■ Problem requirements ■
Write the data out again exactly, dropping any images it holds.

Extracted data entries
* * * * * * * * *
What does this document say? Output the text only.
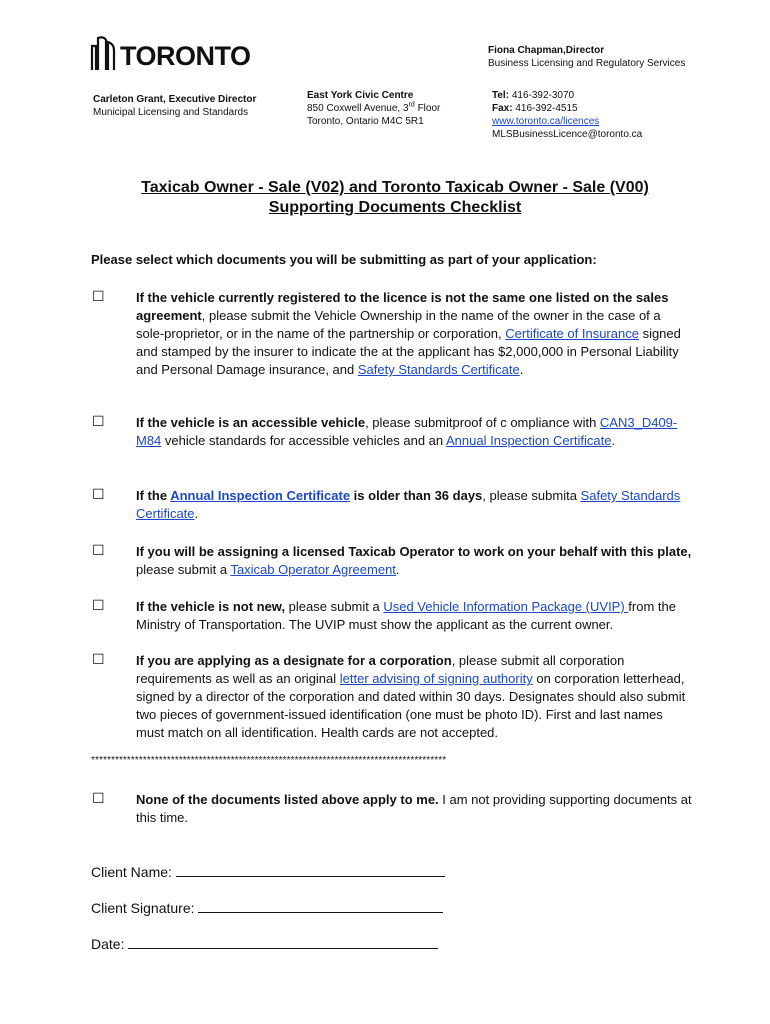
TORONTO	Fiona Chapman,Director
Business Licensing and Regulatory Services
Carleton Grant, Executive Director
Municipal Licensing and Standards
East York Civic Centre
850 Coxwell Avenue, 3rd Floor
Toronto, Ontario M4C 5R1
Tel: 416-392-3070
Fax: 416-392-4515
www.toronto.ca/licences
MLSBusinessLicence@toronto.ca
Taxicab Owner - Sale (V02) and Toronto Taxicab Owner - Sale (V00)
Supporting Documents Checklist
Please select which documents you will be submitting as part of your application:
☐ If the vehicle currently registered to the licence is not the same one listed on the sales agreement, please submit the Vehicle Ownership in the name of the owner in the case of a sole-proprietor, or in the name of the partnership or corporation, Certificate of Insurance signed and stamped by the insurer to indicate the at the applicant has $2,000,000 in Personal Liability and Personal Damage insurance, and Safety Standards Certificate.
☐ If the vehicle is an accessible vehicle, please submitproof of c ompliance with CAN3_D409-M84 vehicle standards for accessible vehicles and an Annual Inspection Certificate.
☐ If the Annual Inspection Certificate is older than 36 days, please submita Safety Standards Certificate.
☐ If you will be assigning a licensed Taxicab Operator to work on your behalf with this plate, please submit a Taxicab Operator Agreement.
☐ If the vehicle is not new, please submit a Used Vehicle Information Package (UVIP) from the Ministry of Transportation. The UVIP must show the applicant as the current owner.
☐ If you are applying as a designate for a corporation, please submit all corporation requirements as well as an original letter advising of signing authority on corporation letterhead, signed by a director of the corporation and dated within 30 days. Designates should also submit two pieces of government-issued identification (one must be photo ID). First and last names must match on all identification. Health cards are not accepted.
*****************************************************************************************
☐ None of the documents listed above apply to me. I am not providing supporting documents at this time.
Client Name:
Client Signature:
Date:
* * * * * * * * *
■ Expected answer ■
What does this document say? Output the text only.
TORONTO	Fiona Chapman,Director
Business Licensing and Regulatory Services
Carleton Grant, Executive Director
Municipal Licensing and Standards
East York Civic Centre
850 Coxwell Avenue, 3rd Floor
Toronto, Ontario M4C 5R1
Tel: 416-392-3070
Fax: 416-392-4515
www.toronto.ca/licences
MLSBusinessLicence@toronto.ca
Taxicab Owner - Sale (V02) and Toronto Taxicab Owner - Sale (V00)
Supporting Documents Checklist
Please select which documents you will be submitting as part of your application:
☐ If the vehicle currently registered to the licence is not the same one listed on the sales agreement, please submit the Vehicle Ownership in the name of the owner in the case of a sole-proprietor, or in the name of the partnership or corporation, Certificate of Insurance signed and stamped by the insurer to indicate the at the applicant has $2,000,000 in Personal Liability and Personal Damage insurance, and Safety Standards Certificate.
☐ If the vehicle is an accessible vehicle, please submitproof of c ompliance with CAN3_D409-M84 vehicle standards for accessible vehicles and an Annual Inspection Certificate.
☐ If the Annual Inspection Certificate is older than 36 days, please submita Safety Standards Certificate.
☐ If you will be assigning a licensed Taxicab Operator to work on your behalf with this plate, please submit a Taxicab Operator Agreement.
☐ If the vehicle is not new, please submit a Used Vehicle Information Package (UVIP) from the Ministry of Transportation. The UVIP must show the applicant as the current owner.
☐ If you are applying as a designate for a corporation, please submit all corporation requirements as well as an original letter advising of signing authority on corporation letterhead, signed by a director of the corporation and dated within 30 days. Designates should also submit two pieces of government-issued identification (one must be photo ID). First and last names must match on all identification. Health cards are not accepted.
*****************************************************************************************
☐ None of the documents listed above apply to me. I am not providing supporting documents at this time.
Client Name:
Client Signature:
Date:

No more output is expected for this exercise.